» **Material for this task**:
================================

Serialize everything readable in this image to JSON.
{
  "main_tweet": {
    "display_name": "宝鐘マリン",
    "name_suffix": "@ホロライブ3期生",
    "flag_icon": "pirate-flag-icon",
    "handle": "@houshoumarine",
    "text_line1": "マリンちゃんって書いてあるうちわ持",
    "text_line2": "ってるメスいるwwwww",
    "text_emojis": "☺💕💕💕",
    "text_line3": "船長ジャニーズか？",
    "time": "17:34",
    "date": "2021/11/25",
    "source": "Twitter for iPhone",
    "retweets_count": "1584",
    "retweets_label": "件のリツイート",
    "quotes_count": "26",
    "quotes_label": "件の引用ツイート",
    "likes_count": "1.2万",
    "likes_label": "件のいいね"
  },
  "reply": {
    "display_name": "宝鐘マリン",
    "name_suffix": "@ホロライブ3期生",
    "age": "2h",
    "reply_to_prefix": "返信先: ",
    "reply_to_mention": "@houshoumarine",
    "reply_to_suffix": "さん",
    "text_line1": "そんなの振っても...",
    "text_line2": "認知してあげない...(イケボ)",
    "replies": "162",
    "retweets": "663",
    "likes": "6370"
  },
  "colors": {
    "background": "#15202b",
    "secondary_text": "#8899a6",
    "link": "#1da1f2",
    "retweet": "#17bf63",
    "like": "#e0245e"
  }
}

================================

» **Problem**: Repeat each record exactly, leaving nothing out.

» **Correct response**:
Serialize everything readable in this image to JSON.
{
  "main_tweet": {
    "display_name": "宝鐘マリン",
    "name_suffix": "@ホロライブ3期生",
    "flag_icon": "pirate-flag-icon",
    "handle": "@houshoumarine",
    "text_line1": "マリンちゃんって書いてあるうちわ持",
    "text_line2": "ってるメスいるwwwww",
    "text_emojis": "☺💕💕💕",
    "text_line3": "船長ジャニーズか？",
    "time": "17:34",
    "date": "2021/11/25",
    "source": "Twitter for iPhone",
    "retweets_count": "1584",
    "retweets_label": "件のリツイート",
    "quotes_count": "26",
    "quotes_label": "件の引用ツイート",
    "likes_count": "1.2万",
    "likes_label": "件のいいね"
  },
  "reply": {
    "display_name": "宝鐘マリン",
    "name_suffix": "@ホロライブ3期生",
    "age": "2h",
    "reply_to_prefix": "返信先: ",
    "reply_to_mention": "@houshoumarine",
    "reply_to_suffix": "さん",
    "text_line1": "そんなの振っても...",
    "text_line2": "認知してあげない...(イケボ)",
    "replies": "162",
    "retweets": "663",
    "likes": "6370"
  },
  "colors": {
    "background": "#15202b",
    "secondary_text": "#8899a6",
    "link": "#1da1f2",
    "retweet": "#17bf63",
    "like": "#e0245e"
  }
}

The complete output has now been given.